--- Start of WORKING DATA ---
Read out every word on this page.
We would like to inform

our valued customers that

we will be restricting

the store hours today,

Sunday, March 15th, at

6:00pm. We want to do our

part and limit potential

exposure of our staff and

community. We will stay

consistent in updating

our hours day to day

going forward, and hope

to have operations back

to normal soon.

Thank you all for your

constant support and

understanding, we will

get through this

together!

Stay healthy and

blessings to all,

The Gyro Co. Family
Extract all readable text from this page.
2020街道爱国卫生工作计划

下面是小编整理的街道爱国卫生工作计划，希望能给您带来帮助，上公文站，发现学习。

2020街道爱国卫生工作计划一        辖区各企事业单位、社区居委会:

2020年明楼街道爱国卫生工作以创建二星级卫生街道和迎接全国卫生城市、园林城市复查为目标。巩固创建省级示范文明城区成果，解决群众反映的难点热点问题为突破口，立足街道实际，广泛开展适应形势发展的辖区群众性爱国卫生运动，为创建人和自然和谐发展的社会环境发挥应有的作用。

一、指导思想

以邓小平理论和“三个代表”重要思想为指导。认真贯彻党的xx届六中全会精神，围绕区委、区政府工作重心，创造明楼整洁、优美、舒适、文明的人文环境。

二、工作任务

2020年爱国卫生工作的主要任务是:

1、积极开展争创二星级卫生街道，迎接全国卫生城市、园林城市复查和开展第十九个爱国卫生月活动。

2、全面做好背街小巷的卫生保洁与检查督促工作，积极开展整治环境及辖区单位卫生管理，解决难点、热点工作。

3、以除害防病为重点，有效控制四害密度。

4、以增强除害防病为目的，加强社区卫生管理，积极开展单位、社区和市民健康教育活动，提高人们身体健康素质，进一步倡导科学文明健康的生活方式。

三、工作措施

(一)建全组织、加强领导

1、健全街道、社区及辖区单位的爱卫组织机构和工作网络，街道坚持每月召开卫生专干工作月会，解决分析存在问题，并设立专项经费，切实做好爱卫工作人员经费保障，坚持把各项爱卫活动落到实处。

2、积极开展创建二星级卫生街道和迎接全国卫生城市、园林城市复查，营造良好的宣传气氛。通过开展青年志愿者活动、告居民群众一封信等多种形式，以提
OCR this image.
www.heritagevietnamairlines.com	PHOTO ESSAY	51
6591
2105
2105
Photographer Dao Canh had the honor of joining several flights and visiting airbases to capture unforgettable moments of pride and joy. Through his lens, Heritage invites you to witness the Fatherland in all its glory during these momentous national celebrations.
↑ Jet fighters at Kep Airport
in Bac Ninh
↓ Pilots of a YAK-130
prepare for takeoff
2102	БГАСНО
--- End of WORKING DATA ---
WORK INSTRUCTIONS: Among the records above, find each line holding the string "hours" and pull it out.

EXERCISE OUTPUT:
the store hours today,
our hours day to day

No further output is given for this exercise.